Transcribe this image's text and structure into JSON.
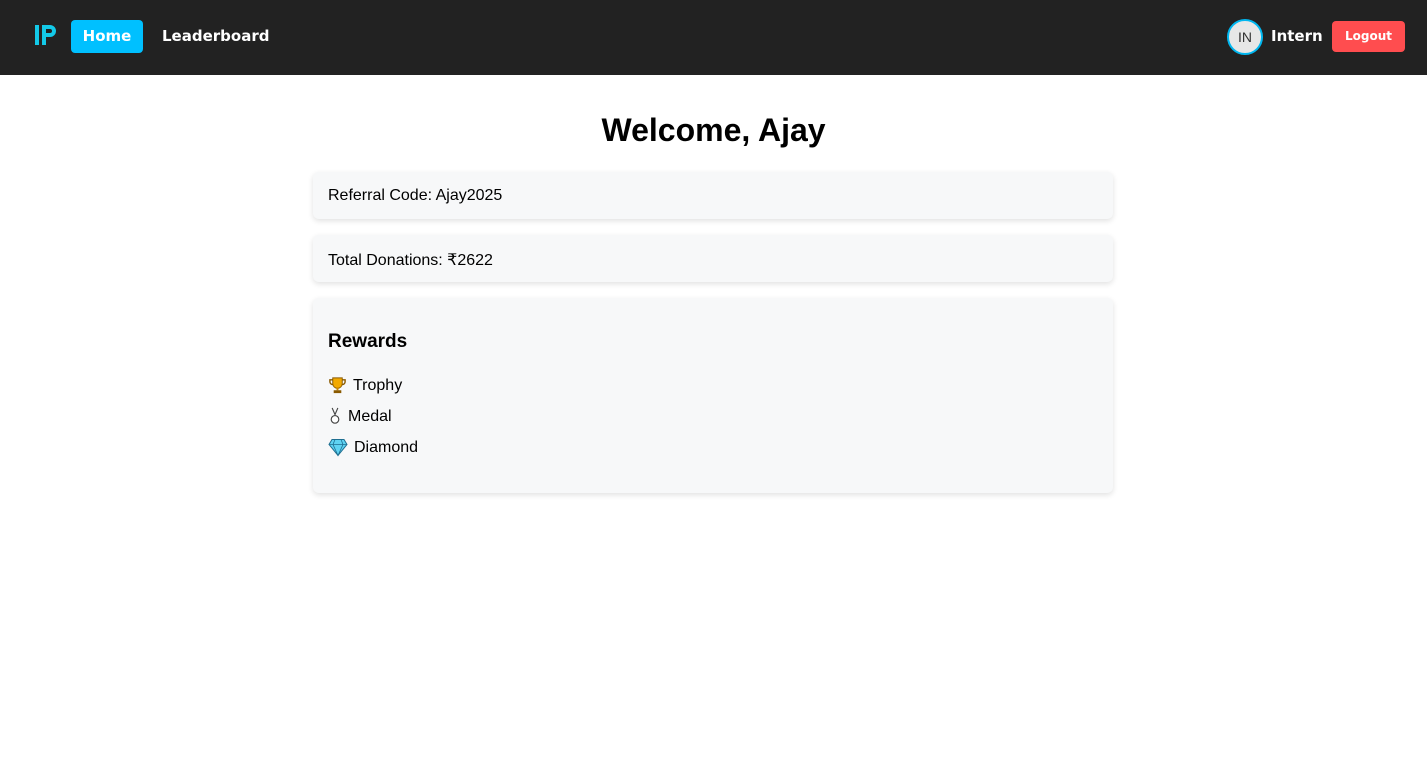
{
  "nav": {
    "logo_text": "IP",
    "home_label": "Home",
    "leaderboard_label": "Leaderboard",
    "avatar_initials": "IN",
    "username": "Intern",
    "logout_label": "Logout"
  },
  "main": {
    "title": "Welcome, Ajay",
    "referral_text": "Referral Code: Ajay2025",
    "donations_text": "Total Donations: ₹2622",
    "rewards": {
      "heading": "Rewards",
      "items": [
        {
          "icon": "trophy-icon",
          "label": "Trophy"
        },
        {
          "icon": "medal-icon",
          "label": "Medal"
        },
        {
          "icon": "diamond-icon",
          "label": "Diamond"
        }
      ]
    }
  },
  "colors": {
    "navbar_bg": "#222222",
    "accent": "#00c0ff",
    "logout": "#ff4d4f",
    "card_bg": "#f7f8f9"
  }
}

^^^^^^^^

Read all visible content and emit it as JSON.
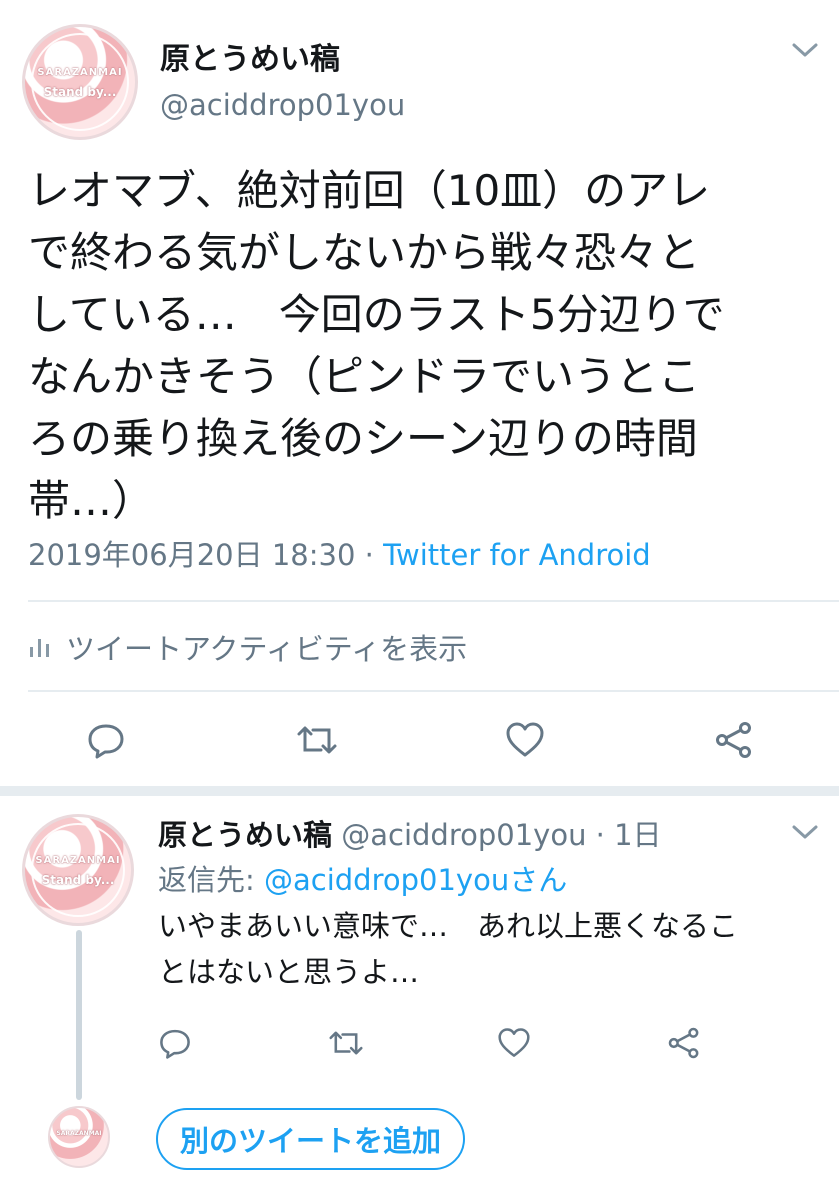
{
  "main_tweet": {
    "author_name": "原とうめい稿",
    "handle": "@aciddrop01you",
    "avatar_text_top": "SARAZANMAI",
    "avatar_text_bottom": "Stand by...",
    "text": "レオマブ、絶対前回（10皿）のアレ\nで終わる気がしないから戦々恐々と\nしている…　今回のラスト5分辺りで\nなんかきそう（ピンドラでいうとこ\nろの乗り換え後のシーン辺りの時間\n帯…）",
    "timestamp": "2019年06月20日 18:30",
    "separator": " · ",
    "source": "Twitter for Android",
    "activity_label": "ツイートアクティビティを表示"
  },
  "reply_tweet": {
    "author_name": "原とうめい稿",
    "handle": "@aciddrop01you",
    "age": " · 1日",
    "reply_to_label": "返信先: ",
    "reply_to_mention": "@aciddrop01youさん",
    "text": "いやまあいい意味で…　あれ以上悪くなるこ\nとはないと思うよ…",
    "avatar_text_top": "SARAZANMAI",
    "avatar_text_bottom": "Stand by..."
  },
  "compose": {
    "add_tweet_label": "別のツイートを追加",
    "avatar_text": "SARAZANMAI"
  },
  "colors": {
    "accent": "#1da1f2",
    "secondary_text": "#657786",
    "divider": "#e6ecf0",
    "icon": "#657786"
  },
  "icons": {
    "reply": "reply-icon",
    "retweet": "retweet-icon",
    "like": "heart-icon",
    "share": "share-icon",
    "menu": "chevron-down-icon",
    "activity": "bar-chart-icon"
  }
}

^^^^^^^^

* **Task directions**
The word "Stand" may appear on some lines. Report how many lines hold it, giving the number alone.

* **Task output**
2